Instruction: Find the word "JSON" in the data. Return every line where it appears.

Input for this task:
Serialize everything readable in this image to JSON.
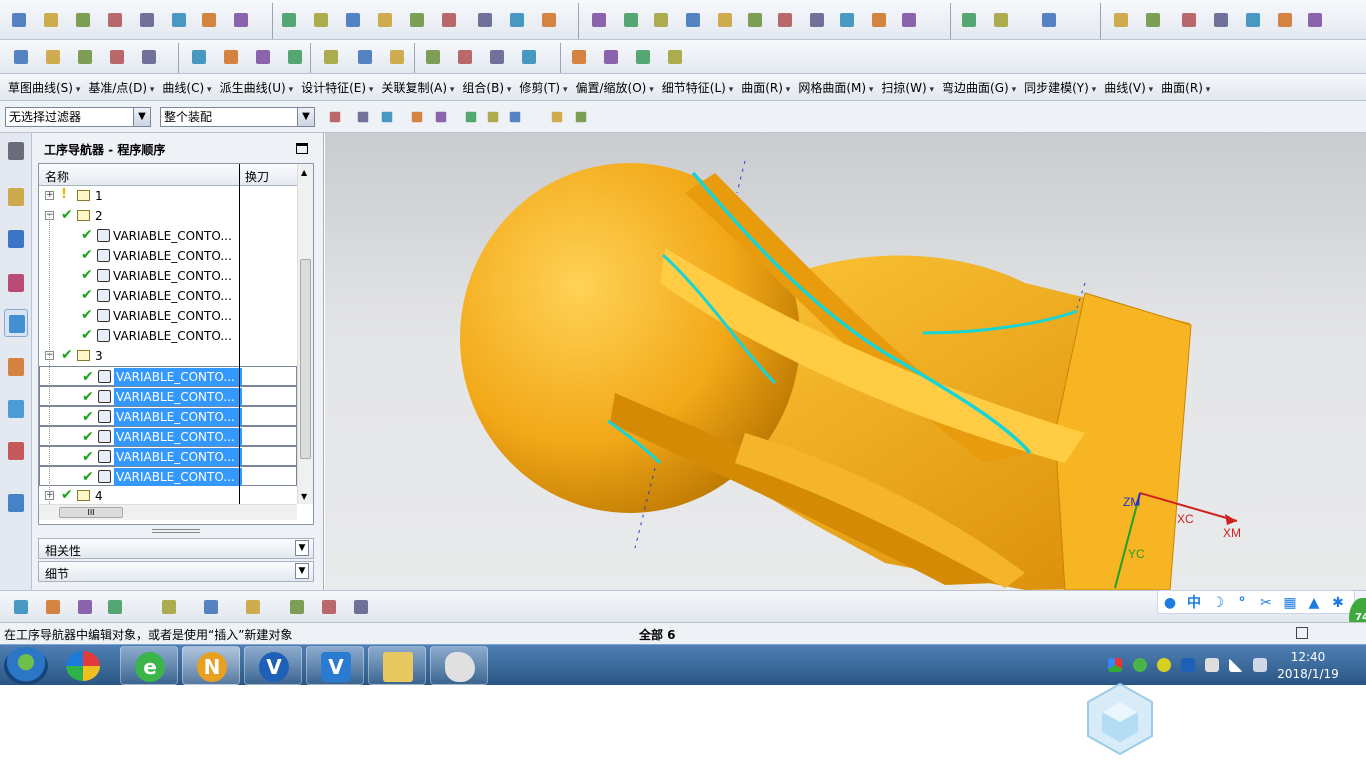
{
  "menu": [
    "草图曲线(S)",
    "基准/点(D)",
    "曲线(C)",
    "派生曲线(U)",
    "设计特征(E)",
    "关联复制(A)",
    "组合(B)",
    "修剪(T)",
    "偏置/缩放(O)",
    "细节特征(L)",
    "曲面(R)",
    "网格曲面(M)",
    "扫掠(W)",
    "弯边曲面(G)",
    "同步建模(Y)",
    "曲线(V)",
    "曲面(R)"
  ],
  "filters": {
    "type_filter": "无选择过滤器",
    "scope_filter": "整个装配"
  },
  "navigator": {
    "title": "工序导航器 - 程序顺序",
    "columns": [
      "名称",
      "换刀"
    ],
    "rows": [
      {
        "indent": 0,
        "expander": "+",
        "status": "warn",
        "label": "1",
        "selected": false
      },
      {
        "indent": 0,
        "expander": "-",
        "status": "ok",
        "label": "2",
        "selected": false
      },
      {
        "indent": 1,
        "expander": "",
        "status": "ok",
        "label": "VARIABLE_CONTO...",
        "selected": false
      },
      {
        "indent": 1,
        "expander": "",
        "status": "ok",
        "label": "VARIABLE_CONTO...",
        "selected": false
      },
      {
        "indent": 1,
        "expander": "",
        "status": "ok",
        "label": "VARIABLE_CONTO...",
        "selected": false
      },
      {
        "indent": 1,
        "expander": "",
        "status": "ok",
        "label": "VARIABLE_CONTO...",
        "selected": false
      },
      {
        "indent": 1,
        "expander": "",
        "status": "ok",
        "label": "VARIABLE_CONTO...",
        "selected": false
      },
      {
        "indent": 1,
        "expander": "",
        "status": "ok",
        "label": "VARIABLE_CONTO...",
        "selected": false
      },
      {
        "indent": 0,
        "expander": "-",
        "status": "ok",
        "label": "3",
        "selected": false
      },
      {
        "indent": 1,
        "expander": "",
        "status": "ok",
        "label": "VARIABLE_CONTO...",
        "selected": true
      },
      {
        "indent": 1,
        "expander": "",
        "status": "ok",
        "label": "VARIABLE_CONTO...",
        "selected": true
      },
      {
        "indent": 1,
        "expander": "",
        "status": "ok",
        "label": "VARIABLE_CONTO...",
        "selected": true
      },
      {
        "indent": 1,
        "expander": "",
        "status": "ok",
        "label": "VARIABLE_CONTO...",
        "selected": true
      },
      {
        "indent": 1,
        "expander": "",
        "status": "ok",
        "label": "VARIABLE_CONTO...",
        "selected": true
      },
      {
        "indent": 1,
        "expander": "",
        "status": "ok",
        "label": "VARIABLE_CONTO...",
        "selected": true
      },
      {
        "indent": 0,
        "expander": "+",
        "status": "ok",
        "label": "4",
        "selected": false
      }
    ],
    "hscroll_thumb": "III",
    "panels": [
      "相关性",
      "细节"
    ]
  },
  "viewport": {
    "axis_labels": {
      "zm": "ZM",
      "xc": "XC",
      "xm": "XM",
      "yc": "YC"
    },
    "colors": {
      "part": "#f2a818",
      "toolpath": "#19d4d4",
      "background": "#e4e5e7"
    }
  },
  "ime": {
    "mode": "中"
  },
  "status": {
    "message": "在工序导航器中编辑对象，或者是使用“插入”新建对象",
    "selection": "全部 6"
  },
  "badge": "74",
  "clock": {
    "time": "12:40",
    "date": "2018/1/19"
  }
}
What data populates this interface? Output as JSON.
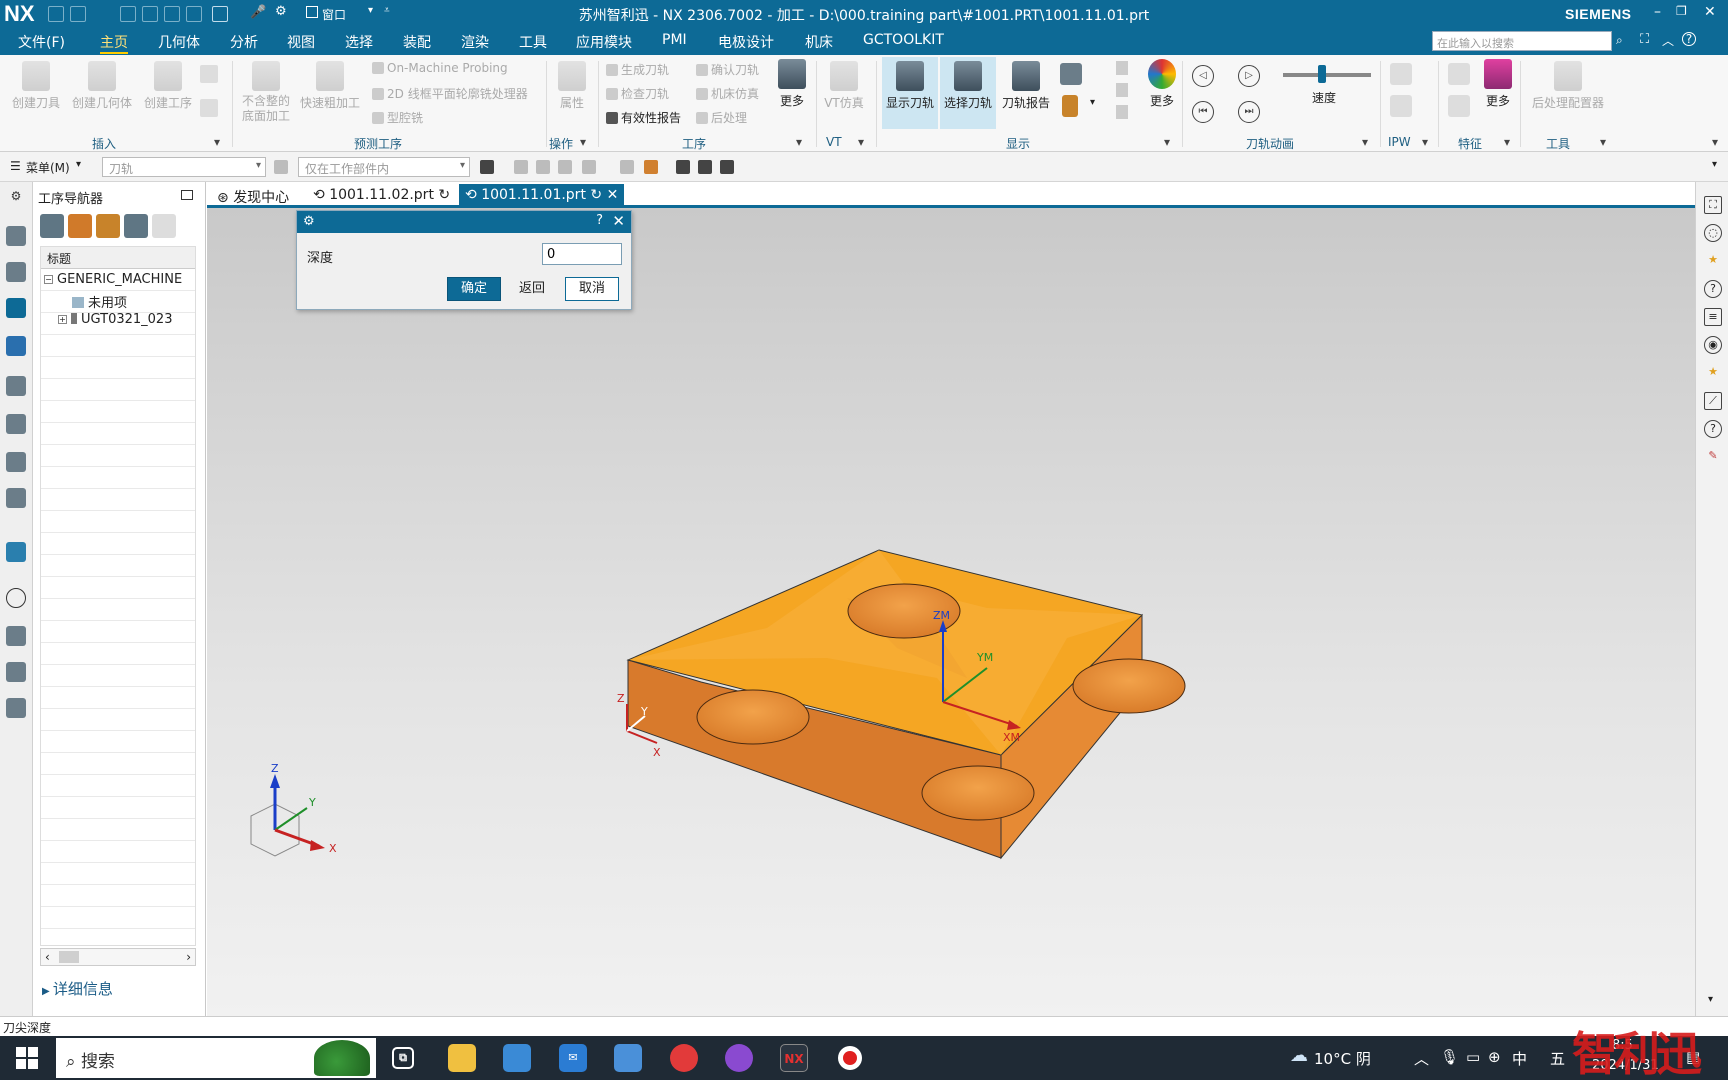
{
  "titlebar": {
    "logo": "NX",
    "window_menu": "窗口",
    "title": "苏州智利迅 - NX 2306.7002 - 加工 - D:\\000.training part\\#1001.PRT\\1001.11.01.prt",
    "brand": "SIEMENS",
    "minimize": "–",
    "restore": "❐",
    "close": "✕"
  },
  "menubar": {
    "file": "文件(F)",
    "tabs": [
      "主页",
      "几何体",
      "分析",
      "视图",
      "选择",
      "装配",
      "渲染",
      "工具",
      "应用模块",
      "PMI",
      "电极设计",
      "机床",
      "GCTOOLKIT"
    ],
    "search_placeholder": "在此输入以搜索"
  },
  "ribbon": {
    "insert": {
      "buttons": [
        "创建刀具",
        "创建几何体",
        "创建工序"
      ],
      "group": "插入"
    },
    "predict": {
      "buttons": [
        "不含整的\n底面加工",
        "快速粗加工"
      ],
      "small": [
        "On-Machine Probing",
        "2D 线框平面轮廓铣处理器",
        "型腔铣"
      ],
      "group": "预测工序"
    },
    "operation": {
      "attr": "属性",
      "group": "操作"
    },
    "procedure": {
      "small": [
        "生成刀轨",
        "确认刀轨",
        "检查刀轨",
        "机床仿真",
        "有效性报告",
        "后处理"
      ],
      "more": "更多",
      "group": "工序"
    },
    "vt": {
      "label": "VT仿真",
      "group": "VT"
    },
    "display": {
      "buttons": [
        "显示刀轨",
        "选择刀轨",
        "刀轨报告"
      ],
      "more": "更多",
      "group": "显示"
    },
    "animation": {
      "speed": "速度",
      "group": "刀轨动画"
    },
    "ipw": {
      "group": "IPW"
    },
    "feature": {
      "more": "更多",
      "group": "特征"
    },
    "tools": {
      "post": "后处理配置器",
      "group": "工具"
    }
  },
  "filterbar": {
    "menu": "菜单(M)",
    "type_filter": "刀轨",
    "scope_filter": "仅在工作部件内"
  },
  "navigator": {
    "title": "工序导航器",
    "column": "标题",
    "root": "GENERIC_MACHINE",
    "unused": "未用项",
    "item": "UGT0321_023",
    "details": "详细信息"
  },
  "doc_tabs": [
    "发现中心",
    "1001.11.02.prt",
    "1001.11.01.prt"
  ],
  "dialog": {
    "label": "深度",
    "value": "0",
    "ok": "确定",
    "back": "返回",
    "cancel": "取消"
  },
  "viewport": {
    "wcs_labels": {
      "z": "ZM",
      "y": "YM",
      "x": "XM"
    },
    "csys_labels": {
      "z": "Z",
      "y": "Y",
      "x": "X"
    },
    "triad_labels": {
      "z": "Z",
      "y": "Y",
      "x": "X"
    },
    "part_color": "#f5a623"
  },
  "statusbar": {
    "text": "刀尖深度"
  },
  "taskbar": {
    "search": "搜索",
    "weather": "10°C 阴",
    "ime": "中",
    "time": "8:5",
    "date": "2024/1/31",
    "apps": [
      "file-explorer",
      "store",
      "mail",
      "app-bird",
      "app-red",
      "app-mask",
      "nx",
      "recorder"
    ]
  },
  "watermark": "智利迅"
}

Task solution:
Serialize everything readable in this image to JSON.
What data populates this interface? Output as JSON.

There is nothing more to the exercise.